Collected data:
※

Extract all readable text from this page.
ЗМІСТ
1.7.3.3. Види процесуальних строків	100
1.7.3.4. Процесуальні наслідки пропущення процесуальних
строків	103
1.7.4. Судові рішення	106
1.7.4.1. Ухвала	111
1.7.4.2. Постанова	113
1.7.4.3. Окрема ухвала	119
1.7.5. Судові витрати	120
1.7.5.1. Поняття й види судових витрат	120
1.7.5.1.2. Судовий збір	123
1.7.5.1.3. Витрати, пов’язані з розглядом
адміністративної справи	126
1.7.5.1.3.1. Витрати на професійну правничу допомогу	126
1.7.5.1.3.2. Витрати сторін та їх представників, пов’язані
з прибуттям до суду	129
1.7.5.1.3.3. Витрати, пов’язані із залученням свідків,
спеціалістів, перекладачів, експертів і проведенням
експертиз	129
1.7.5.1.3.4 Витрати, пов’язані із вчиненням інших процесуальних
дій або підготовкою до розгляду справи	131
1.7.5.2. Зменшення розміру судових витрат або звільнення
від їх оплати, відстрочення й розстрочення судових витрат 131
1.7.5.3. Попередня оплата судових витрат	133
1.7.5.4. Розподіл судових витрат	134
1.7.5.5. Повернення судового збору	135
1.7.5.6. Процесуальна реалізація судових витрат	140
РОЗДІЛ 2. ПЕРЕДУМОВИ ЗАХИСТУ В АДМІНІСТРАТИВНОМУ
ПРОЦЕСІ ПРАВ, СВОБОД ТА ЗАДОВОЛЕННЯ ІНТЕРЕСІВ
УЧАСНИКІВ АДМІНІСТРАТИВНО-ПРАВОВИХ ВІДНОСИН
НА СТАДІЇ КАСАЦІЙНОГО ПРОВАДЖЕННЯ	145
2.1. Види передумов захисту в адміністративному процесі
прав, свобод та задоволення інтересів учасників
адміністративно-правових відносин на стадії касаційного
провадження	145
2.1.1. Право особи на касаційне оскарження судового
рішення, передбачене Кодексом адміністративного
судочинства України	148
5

※

Locate the string "процесуальних" in the listing above and copy every line where it occurs.

◆ Finished answer ◆
1.7.3.3. Види процесуальних строків	100
1.7.3.4. Процесуальні наслідки пропущення процесуальних
1.7.5.1.3.4 Витрати, пов’язані із вчиненням інших процесуальних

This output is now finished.